··· EXTRACTED MATERIAL
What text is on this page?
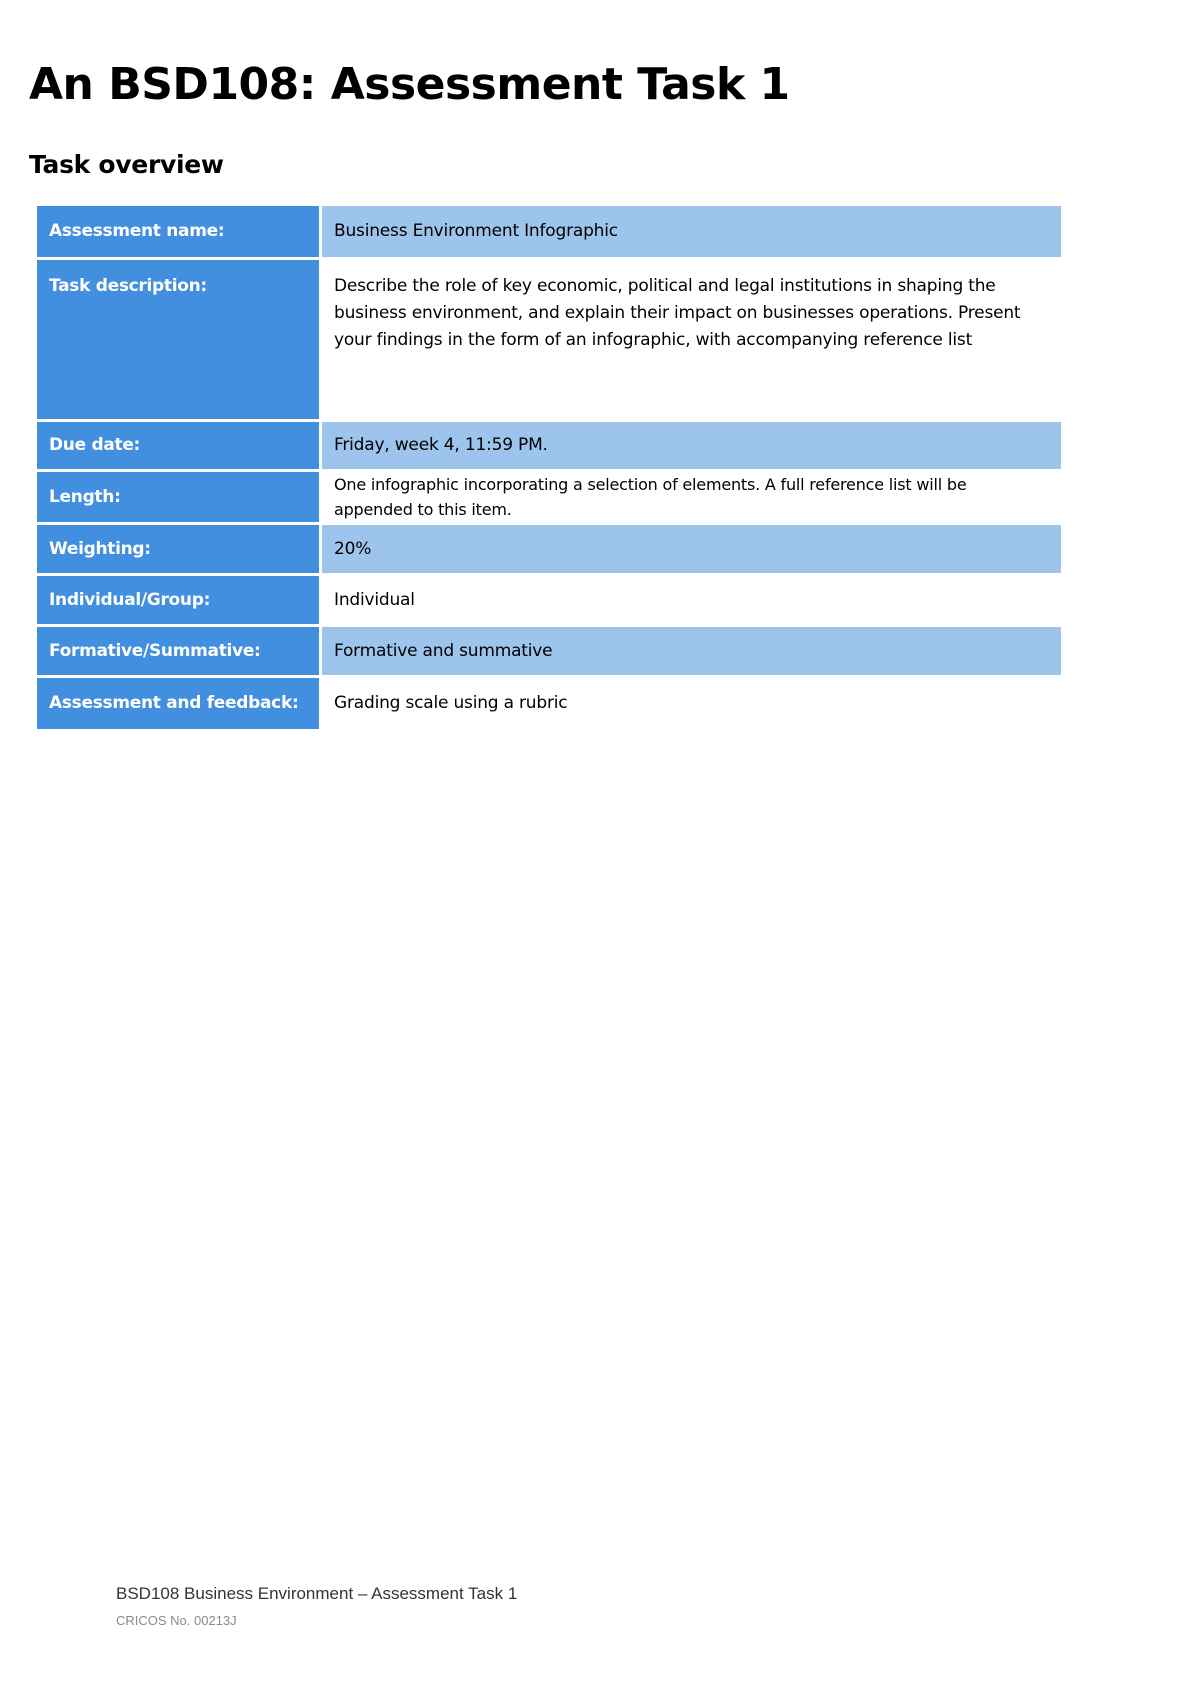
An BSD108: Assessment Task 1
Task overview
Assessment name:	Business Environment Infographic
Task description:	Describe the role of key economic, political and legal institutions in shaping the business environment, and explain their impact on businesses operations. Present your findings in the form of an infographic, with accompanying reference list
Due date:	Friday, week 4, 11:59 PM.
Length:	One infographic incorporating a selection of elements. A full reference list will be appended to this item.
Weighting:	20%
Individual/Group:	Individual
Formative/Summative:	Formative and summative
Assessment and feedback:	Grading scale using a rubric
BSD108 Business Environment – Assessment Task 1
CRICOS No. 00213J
······
## EXERCISE DESCRIPTION
Print all entries exactly. The images do not belong in the copy.

## EXERCISE RESULT
What text is on this page?
An BSD108: Assessment Task 1
Task overview
Assessment name:	Business Environment Infographic
Task description:	Describe the role of key economic, political and legal institutions in shaping the business environment, and explain their impact on businesses operations. Present your findings in the form of an infographic, with accompanying reference list
Due date:	Friday, week 4, 11:59 PM.
Length:	One infographic incorporating a selection of elements. A full reference list will be appended to this item.
Weighting:	20%
Individual/Group:	Individual
Formative/Summative:	Formative and summative
Assessment and feedback:	Grading scale using a rubric
BSD108 Business Environment – Assessment Task 1
CRICOS No. 00213J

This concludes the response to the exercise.